> [Task description]:
Restate each entry word for word, leaving nothing out.

> [Dataset records]:
⟨

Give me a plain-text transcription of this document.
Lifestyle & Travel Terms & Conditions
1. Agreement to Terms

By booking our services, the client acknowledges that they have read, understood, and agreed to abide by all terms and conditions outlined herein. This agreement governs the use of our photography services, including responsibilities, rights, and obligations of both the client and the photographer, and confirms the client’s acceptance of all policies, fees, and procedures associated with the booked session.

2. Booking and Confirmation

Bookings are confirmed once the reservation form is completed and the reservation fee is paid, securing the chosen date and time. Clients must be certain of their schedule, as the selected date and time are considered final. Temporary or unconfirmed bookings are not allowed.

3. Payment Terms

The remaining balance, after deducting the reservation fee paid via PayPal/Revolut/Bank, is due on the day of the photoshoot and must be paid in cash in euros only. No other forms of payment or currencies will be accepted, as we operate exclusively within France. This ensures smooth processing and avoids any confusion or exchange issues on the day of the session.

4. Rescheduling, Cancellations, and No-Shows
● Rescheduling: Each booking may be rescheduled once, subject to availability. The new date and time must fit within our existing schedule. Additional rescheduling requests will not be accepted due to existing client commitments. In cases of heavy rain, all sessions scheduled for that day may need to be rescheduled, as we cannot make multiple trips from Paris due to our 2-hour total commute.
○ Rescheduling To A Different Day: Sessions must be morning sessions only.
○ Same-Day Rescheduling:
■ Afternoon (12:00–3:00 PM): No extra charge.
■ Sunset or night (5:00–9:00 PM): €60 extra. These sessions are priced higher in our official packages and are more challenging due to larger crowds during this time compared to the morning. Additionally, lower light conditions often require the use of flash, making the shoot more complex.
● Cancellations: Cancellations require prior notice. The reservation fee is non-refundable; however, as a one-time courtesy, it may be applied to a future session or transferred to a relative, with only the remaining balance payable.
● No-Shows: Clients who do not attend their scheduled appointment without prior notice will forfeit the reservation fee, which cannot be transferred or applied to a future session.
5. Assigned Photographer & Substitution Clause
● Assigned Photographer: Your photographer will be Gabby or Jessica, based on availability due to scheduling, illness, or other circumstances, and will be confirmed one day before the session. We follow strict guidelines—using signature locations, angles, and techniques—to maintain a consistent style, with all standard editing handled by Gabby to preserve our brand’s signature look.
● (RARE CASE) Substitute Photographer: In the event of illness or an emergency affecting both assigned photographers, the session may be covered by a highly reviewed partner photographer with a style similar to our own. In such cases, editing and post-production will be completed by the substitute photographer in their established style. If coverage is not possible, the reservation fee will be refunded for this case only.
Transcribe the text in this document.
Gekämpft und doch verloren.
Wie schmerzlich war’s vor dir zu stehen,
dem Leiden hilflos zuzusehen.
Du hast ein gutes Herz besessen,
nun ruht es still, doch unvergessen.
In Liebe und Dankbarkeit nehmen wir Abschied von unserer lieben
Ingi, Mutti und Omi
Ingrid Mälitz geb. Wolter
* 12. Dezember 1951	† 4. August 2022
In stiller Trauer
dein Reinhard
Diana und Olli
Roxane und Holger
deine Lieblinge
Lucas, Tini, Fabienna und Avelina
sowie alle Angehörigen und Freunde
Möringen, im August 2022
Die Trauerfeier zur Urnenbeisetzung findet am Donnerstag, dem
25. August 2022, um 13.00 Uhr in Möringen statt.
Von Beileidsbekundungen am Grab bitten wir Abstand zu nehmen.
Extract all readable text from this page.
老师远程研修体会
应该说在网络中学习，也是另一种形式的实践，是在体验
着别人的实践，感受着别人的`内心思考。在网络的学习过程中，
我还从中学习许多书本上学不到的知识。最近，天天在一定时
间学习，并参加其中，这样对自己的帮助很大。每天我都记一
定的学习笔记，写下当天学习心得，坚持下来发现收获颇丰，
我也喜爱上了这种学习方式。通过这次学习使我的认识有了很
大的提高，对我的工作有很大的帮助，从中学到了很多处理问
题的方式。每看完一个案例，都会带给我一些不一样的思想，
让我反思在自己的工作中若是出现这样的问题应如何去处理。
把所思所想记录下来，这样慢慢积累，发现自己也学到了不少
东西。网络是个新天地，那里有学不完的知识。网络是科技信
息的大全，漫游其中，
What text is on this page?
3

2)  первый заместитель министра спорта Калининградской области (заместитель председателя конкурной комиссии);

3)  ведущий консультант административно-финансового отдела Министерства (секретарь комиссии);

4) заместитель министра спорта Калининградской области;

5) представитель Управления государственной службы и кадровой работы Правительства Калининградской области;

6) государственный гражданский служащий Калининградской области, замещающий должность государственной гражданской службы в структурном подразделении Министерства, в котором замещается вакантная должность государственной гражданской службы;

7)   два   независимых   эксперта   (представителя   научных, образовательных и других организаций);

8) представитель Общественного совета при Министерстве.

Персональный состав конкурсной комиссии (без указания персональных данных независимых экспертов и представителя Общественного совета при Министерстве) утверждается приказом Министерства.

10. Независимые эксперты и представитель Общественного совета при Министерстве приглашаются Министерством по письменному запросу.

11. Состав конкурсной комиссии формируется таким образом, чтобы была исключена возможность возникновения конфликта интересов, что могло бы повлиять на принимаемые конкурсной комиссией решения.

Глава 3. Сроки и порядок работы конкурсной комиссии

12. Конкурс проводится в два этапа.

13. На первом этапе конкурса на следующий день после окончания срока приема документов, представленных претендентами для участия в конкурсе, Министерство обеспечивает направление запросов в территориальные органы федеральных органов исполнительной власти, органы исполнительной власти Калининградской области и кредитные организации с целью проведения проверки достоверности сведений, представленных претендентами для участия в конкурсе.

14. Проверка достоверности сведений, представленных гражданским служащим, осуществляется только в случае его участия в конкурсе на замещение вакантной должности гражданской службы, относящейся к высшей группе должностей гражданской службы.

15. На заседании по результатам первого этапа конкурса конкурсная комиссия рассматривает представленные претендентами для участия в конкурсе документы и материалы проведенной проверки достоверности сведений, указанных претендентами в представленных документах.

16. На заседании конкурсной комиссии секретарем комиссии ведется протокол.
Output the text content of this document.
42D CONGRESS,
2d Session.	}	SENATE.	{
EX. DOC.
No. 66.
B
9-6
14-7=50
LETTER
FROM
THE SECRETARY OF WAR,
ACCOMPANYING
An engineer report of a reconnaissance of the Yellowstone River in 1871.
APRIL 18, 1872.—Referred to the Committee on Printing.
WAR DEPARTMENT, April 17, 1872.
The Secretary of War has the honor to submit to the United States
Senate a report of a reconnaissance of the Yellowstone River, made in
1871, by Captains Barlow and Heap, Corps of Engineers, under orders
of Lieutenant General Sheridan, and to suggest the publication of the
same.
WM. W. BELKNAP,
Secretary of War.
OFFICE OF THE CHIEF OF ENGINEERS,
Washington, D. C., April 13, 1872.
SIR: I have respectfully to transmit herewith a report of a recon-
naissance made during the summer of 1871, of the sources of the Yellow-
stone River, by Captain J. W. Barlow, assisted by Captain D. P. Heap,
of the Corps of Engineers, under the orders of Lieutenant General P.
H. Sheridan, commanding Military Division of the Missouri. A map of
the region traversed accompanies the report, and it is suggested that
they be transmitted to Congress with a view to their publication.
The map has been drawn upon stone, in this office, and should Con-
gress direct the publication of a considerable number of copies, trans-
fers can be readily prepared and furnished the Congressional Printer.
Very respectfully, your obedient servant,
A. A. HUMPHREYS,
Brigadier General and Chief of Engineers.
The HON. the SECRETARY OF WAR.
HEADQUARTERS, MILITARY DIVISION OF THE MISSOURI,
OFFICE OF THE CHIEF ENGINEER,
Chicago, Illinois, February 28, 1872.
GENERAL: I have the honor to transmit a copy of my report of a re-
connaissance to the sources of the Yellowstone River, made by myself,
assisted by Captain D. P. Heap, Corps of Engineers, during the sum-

⟩

> [Completed exercise]:
Give me a plain-text transcription of this document.
Lifestyle & Travel Terms & Conditions
1. Agreement to Terms

By booking our services, the client acknowledges that they have read, understood, and agreed to abide by all terms and conditions outlined herein. This agreement governs the use of our photography services, including responsibilities, rights, and obligations of both the client and the photographer, and confirms the client’s acceptance of all policies, fees, and procedures associated with the booked session.

2. Booking and Confirmation

Bookings are confirmed once the reservation form is completed and the reservation fee is paid, securing the chosen date and time. Clients must be certain of their schedule, as the selected date and time are considered final. Temporary or unconfirmed bookings are not allowed.

3. Payment Terms

The remaining balance, after deducting the reservation fee paid via PayPal/Revolut/Bank, is due on the day of the photoshoot and must be paid in cash in euros only. No other forms of payment or currencies will be accepted, as we operate exclusively within France. This ensures smooth processing and avoids any confusion or exchange issues on the day of the session.

4. Rescheduling, Cancellations, and No-Shows
● Rescheduling: Each booking may be rescheduled once, subject to availability. The new date and time must fit within our existing schedule. Additional rescheduling requests will not be accepted due to existing client commitments. In cases of heavy rain, all sessions scheduled for that day may need to be rescheduled, as we cannot make multiple trips from Paris due to our 2-hour total commute.
○ Rescheduling To A Different Day: Sessions must be morning sessions only.
○ Same-Day Rescheduling:
■ Afternoon (12:00–3:00 PM): No extra charge.
■ Sunset or night (5:00–9:00 PM): €60 extra. These sessions are priced higher in our official packages and are more challenging due to larger crowds during this time compared to the morning. Additionally, lower light conditions often require the use of flash, making the shoot more complex.
● Cancellations: Cancellations require prior notice. The reservation fee is non-refundable; however, as a one-time courtesy, it may be applied to a future session or transferred to a relative, with only the remaining balance payable.
● No-Shows: Clients who do not attend their scheduled appointment without prior notice will forfeit the reservation fee, which cannot be transferred or applied to a future session.
5. Assigned Photographer & Substitution Clause
● Assigned Photographer: Your photographer will be Gabby or Jessica, based on availability due to scheduling, illness, or other circumstances, and will be confirmed one day before the session. We follow strict guidelines—using signature locations, angles, and techniques—to maintain a consistent style, with all standard editing handled by Gabby to preserve our brand’s signature look.
● (RARE CASE) Substitute Photographer: In the event of illness or an emergency affecting both assigned photographers, the session may be covered by a highly reviewed partner photographer with a style similar to our own. In such cases, editing and post-production will be completed by the substitute photographer in their established style. If coverage is not possible, the reservation fee will be refunded for this case only.
Transcribe the text in this document.
Gekämpft und doch verloren.
Wie schmerzlich war’s vor dir zu stehen,
dem Leiden hilflos zuzusehen.
Du hast ein gutes Herz besessen,
nun ruht es still, doch unvergessen.
In Liebe und Dankbarkeit nehmen wir Abschied von unserer lieben
Ingi, Mutti und Omi
Ingrid Mälitz geb. Wolter
* 12. Dezember 1951	† 4. August 2022
In stiller Trauer
dein Reinhard
Diana und Olli
Roxane und Holger
deine Lieblinge
Lucas, Tini, Fabienna und Avelina
sowie alle Angehörigen und Freunde
Möringen, im August 2022
Die Trauerfeier zur Urnenbeisetzung findet am Donnerstag, dem
25. August 2022, um 13.00 Uhr in Möringen statt.
Von Beileidsbekundungen am Grab bitten wir Abstand zu nehmen.
Extract all readable text from this page.
老师远程研修体会
应该说在网络中学习，也是另一种形式的实践，是在体验
着别人的实践，感受着别人的`内心思考。在网络的学习过程中，
我还从中学习许多书本上学不到的知识。最近，天天在一定时
间学习，并参加其中，这样对自己的帮助很大。每天我都记一
定的学习笔记，写下当天学习心得，坚持下来发现收获颇丰，
我也喜爱上了这种学习方式。通过这次学习使我的认识有了很
大的提高，对我的工作有很大的帮助，从中学到了很多处理问
题的方式。每看完一个案例，都会带给我一些不一样的思想，
让我反思在自己的工作中若是出现这样的问题应如何去处理。
把所思所想记录下来，这样慢慢积累，发现自己也学到了不少
东西。网络是个新天地，那里有学不完的知识。网络是科技信
息的大全，漫游其中，
What text is on this page?
3

2)  первый заместитель министра спорта Калининградской области (заместитель председателя конкурной комиссии);

3)  ведущий консультант административно-финансового отдела Министерства (секретарь комиссии);

4) заместитель министра спорта Калининградской области;

5) представитель Управления государственной службы и кадровой работы Правительства Калининградской области;

6) государственный гражданский служащий Калининградской области, замещающий должность государственной гражданской службы в структурном подразделении Министерства, в котором замещается вакантная должность государственной гражданской службы;

7)   два   независимых   эксперта   (представителя   научных, образовательных и других организаций);

8) представитель Общественного совета при Министерстве.

Персональный состав конкурсной комиссии (без указания персональных данных независимых экспертов и представителя Общественного совета при Министерстве) утверждается приказом Министерства.

10. Независимые эксперты и представитель Общественного совета при Министерстве приглашаются Министерством по письменному запросу.

11. Состав конкурсной комиссии формируется таким образом, чтобы была исключена возможность возникновения конфликта интересов, что могло бы повлиять на принимаемые конкурсной комиссией решения.

Глава 3. Сроки и порядок работы конкурсной комиссии

12. Конкурс проводится в два этапа.

13. На первом этапе конкурса на следующий день после окончания срока приема документов, представленных претендентами для участия в конкурсе, Министерство обеспечивает направление запросов в территориальные органы федеральных органов исполнительной власти, органы исполнительной власти Калининградской области и кредитные организации с целью проведения проверки достоверности сведений, представленных претендентами для участия в конкурсе.

14. Проверка достоверности сведений, представленных гражданским служащим, осуществляется только в случае его участия в конкурсе на замещение вакантной должности гражданской службы, относящейся к высшей группе должностей гражданской службы.

15. На заседании по результатам первого этапа конкурса конкурсная комиссия рассматривает представленные претендентами для участия в конкурсе документы и материалы проведенной проверки достоверности сведений, указанных претендентами в представленных документах.

16. На заседании конкурсной комиссии секретарем комиссии ведется протокол.
Output the text content of this document.
42D CONGRESS,
2d Session.	}	SENATE.	{
EX. DOC.
No. 66.
B
9-6
14-7=50
LETTER
FROM
THE SECRETARY OF WAR,
ACCOMPANYING
An engineer report of a reconnaissance of the Yellowstone River in 1871.
APRIL 18, 1872.—Referred to the Committee on Printing.
WAR DEPARTMENT, April 17, 1872.
The Secretary of War has the honor to submit to the United States
Senate a report of a reconnaissance of the Yellowstone River, made in
1871, by Captains Barlow and Heap, Corps of Engineers, under orders
of Lieutenant General Sheridan, and to suggest the publication of the
same.
WM. W. BELKNAP,
Secretary of War.
OFFICE OF THE CHIEF OF ENGINEERS,
Washington, D. C., April 13, 1872.
SIR: I have respectfully to transmit herewith a report of a recon-
naissance made during the summer of 1871, of the sources of the Yellow-
stone River, by Captain J. W. Barlow, assisted by Captain D. P. Heap,
of the Corps of Engineers, under the orders of Lieutenant General P.
H. Sheridan, commanding Military Division of the Missouri. A map of
the region traversed accompanies the report, and it is suggested that
they be transmitted to Congress with a view to their publication.
The map has been drawn upon stone, in this office, and should Con-
gress direct the publication of a considerable number of copies, trans-
fers can be readily prepared and furnished the Congressional Printer.
Very respectfully, your obedient servant,
A. A. HUMPHREYS,
Brigadier General and Chief of Engineers.
The HON. the SECRETARY OF WAR.
HEADQUARTERS, MILITARY DIVISION OF THE MISSOURI,
OFFICE OF THE CHIEF ENGINEER,
Chicago, Illinois, February 28, 1872.
GENERAL: I have the honor to transmit a copy of my report of a re-
connaissance to the sources of the Yellowstone River, made by myself,
assisted by Captain D. P. Heap, Corps of Engineers, during the sum-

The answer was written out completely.